#### Exercise prompt:
Lines containing the word "Distribution" are to be located and copied.

#### Material for the task:

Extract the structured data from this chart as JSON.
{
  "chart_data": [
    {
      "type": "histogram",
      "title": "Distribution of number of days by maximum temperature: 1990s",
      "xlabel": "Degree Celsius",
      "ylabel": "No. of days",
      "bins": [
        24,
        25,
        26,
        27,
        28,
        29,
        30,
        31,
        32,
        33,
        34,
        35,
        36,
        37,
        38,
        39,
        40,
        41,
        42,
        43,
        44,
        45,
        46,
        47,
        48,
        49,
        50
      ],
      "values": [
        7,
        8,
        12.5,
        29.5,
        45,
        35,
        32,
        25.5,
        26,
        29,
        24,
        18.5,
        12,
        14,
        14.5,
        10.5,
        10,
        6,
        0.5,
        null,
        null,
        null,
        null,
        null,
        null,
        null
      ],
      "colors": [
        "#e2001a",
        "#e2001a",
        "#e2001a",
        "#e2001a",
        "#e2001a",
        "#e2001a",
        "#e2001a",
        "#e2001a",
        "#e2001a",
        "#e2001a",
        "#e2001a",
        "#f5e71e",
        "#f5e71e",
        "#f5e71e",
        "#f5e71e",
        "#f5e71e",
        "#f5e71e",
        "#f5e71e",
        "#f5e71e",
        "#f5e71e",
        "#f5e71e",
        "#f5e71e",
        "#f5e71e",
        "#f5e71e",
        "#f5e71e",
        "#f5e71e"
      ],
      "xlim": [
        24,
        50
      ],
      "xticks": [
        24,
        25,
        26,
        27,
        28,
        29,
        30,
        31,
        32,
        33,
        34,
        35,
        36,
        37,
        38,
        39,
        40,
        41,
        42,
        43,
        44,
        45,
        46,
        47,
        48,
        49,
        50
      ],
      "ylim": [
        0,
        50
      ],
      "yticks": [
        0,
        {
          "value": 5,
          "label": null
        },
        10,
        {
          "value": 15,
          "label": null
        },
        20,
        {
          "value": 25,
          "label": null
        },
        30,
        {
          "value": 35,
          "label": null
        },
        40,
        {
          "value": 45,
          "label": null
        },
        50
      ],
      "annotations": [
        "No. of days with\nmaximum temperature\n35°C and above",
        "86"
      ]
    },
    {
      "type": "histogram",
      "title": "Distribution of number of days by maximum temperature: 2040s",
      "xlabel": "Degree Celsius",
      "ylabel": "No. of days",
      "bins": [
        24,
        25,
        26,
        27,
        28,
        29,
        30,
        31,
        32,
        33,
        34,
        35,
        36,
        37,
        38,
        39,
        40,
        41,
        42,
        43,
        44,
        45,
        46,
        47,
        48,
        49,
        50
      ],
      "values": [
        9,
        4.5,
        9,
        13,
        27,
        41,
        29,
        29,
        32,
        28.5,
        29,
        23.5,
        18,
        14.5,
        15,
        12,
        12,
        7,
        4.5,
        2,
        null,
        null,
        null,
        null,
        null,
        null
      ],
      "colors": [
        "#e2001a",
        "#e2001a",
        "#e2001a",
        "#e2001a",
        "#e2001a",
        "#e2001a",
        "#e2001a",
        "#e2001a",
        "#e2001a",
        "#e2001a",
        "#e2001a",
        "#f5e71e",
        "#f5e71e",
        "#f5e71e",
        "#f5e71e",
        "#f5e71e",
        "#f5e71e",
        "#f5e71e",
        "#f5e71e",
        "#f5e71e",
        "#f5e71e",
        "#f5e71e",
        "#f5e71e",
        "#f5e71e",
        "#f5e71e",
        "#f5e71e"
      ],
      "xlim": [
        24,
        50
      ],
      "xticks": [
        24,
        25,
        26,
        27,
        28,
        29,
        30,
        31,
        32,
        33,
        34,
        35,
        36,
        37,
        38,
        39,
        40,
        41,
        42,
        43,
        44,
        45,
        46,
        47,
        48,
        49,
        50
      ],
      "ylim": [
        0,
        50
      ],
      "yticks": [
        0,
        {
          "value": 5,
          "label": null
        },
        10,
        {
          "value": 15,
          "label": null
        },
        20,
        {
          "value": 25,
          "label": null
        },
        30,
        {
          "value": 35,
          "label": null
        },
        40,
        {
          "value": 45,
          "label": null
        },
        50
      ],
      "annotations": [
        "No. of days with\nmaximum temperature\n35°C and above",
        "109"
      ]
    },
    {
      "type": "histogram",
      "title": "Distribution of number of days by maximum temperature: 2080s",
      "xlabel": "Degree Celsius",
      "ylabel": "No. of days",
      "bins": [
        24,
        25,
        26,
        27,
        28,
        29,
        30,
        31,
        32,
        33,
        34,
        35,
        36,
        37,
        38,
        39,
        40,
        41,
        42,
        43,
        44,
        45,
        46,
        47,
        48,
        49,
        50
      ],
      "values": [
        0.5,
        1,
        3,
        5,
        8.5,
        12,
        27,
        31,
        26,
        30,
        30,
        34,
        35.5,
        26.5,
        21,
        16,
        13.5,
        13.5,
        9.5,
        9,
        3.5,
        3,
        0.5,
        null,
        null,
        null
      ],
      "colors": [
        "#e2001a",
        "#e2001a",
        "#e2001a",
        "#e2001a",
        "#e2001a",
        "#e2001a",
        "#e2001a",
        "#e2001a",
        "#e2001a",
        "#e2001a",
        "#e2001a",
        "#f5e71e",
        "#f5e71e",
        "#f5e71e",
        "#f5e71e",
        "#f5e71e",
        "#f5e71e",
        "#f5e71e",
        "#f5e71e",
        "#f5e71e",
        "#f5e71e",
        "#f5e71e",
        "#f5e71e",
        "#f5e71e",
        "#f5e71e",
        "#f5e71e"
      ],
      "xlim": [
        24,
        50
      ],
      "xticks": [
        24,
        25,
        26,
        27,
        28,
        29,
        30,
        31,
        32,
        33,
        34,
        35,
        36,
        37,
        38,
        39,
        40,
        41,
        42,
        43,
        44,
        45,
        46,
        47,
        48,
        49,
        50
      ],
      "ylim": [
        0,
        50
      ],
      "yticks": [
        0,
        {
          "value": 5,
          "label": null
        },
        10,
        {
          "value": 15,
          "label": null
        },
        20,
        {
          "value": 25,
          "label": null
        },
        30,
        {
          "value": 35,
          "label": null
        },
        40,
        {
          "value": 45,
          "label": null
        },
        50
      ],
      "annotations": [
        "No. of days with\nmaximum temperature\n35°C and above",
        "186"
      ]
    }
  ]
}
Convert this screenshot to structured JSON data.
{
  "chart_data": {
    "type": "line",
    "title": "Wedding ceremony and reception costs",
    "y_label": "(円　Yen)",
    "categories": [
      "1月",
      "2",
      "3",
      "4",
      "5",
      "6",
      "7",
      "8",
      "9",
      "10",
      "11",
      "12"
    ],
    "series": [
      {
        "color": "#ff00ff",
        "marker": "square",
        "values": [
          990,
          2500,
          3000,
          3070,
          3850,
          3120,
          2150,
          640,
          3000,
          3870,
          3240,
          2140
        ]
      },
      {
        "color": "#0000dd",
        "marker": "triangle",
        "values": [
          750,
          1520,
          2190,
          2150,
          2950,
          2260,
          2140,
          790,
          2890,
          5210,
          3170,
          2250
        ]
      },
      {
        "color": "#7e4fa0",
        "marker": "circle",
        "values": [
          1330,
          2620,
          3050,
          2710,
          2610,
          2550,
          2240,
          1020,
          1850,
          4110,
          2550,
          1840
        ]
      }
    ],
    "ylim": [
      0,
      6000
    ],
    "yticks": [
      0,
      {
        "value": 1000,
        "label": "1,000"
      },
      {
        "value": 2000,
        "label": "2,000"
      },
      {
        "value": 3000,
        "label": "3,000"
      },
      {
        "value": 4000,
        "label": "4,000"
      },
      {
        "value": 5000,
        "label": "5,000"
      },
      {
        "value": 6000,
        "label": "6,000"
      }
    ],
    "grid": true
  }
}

#### Reply to the task:
      "title": "Distribution of number of days by maximum temperature: 1990s",
      "title": "Distribution of number of days by maximum temperature: 2040s",
      "title": "Distribution of number of days by maximum temperature: 2080s",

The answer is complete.